== WRITTEN TASK ==
Below is some material; set it all down exactly, apart from the pictures.

== MATERIAL FOR THIS EXERCISE ==
============
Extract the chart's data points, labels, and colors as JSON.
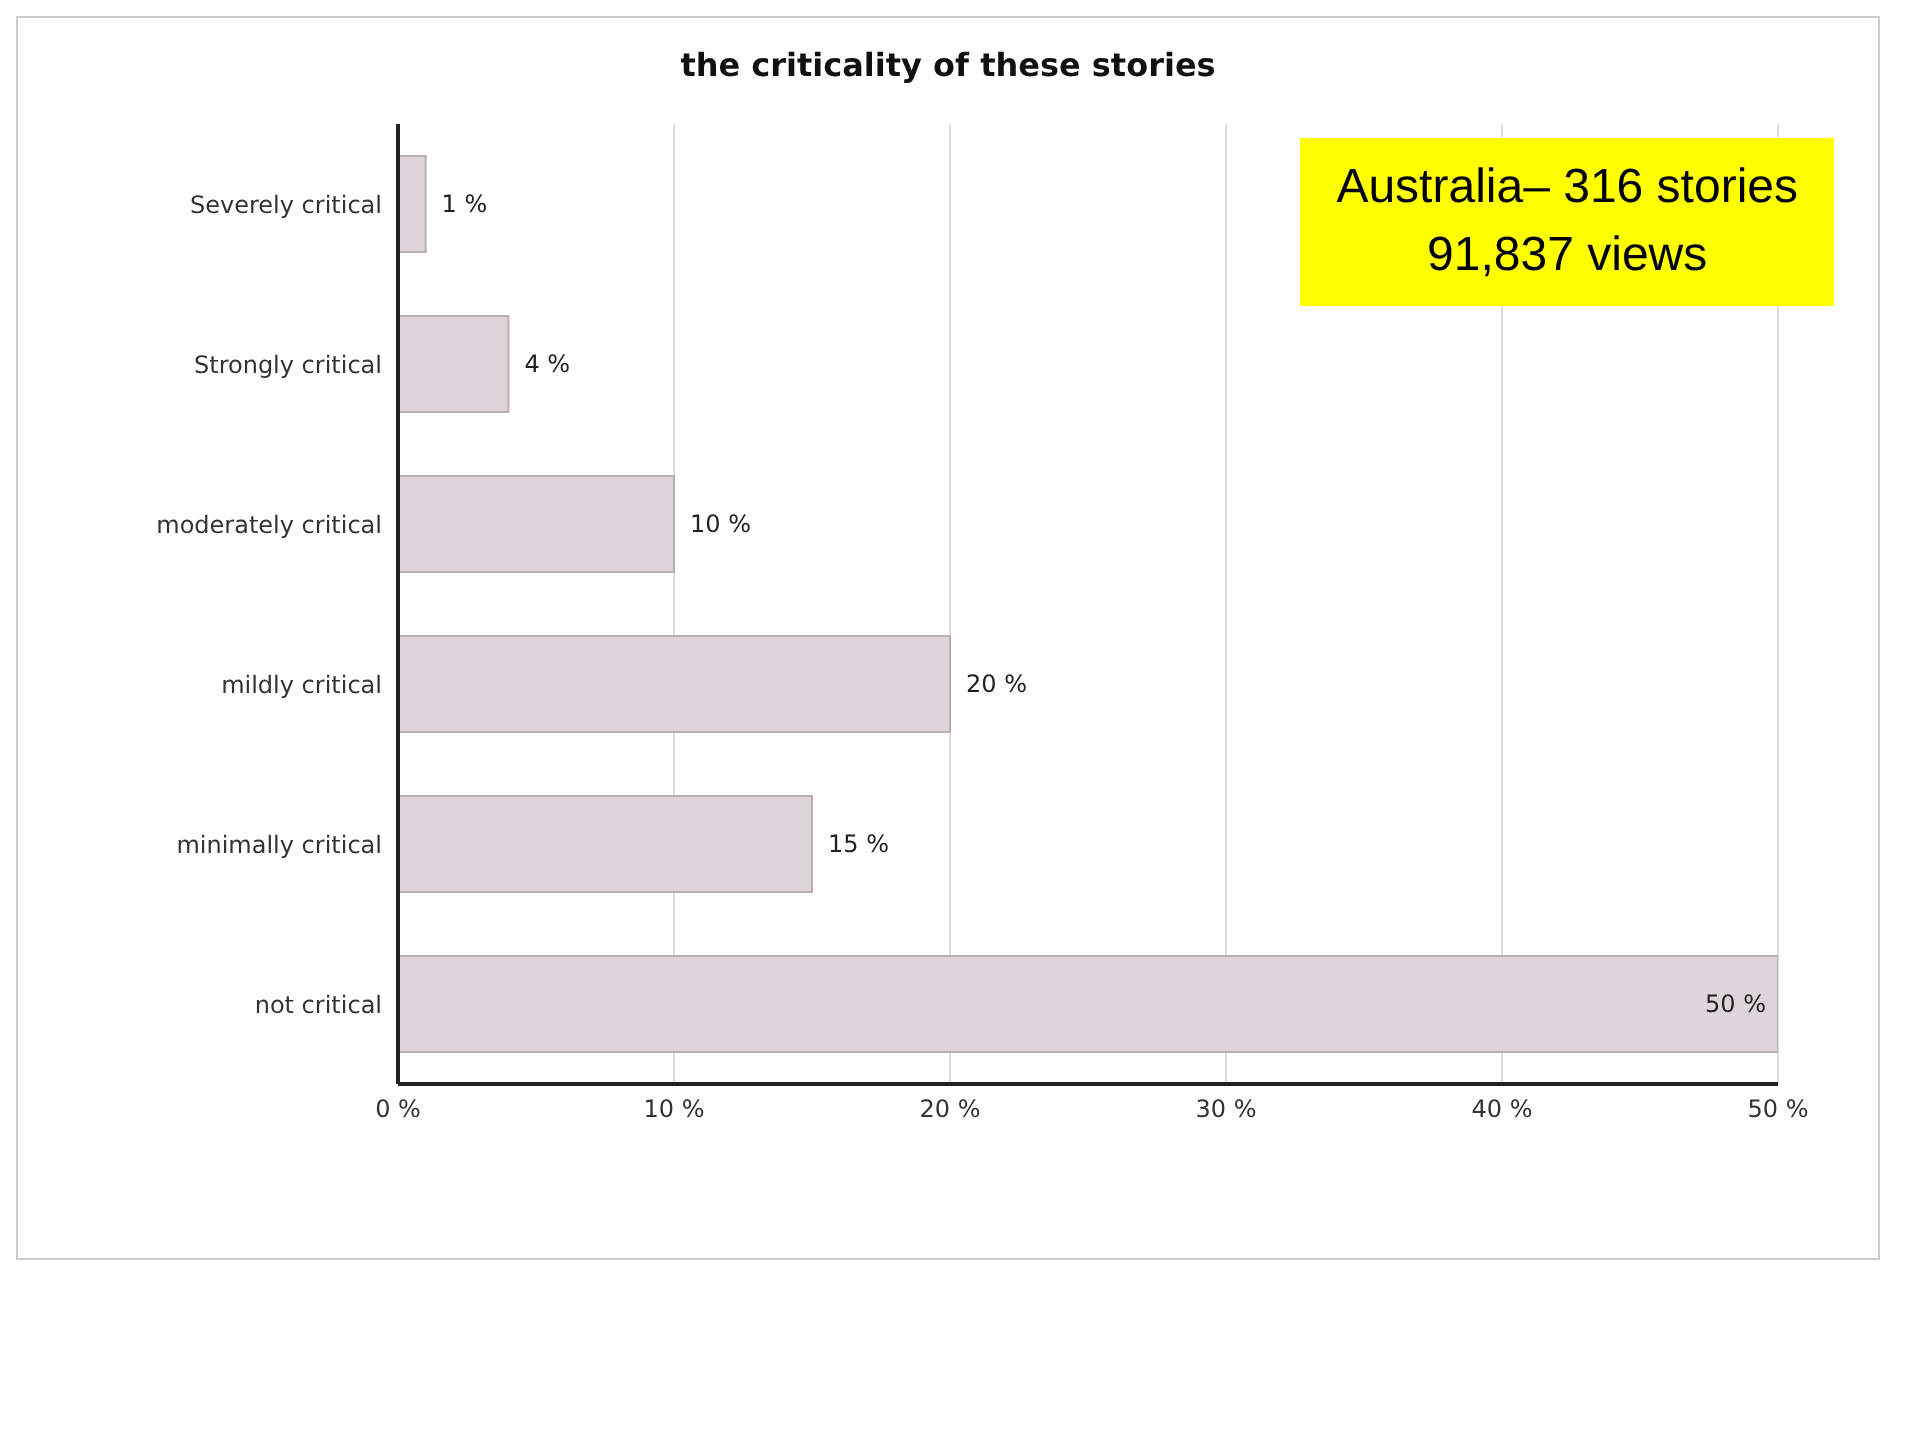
{
  "chart_data": {
    "type": "bar",
    "orientation": "horizontal",
    "title": "the criticality of these stories",
    "categories": [
      "Severely critical",
      "Strongly critical",
      "moderately critical",
      "mildly critical",
      "minimally critical",
      "not critical"
    ],
    "values": [
      1,
      4,
      10,
      20,
      15,
      50
    ],
    "value_labels": [
      "1 %",
      "4 %",
      "10 %",
      "20 %",
      "15 %",
      "50 %"
    ],
    "color": "#ded5da",
    "xlim": [
      0,
      50
    ],
    "xticks": [
      {
        "value": 0,
        "label": "0 %"
      },
      {
        "value": 10,
        "label": "10 %"
      },
      {
        "value": 20,
        "label": "20 %"
      },
      {
        "value": 30,
        "label": "30 %"
      },
      {
        "value": 40,
        "label": "40 %"
      },
      {
        "value": 50,
        "label": "50 %"
      }
    ],
    "grid": "x",
    "legend": false,
    "annotations": [
      "Australia– 316 stories",
      "91,837 views"
    ]
  }
}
============
== SOLUTION FOR THIS EXERCISE ==
Extract the chart's data points, labels, and colors as JSON.
{
  "chart_data": {
    "type": "bar",
    "orientation": "horizontal",
    "title": "the criticality of these stories",
    "categories": [
      "Severely critical",
      "Strongly critical",
      "moderately critical",
      "mildly critical",
      "minimally critical",
      "not critical"
    ],
    "values": [
      1,
      4,
      10,
      20,
      15,
      50
    ],
    "value_labels": [
      "1 %",
      "4 %",
      "10 %",
      "20 %",
      "15 %",
      "50 %"
    ],
    "color": "#ded5da",
    "xlim": [
      0,
      50
    ],
    "xticks": [
      {
        "value": 0,
        "label": "0 %"
      },
      {
        "value": 10,
        "label": "10 %"
      },
      {
        "value": 20,
        "label": "20 %"
      },
      {
        "value": 30,
        "label": "30 %"
      },
      {
        "value": 40,
        "label": "40 %"
      },
      {
        "value": 50,
        "label": "50 %"
      }
    ],
    "grid": "x",
    "legend": false,
    "annotations": [
      "Australia– 316 stories",
      "91,837 views"
    ]
  }
}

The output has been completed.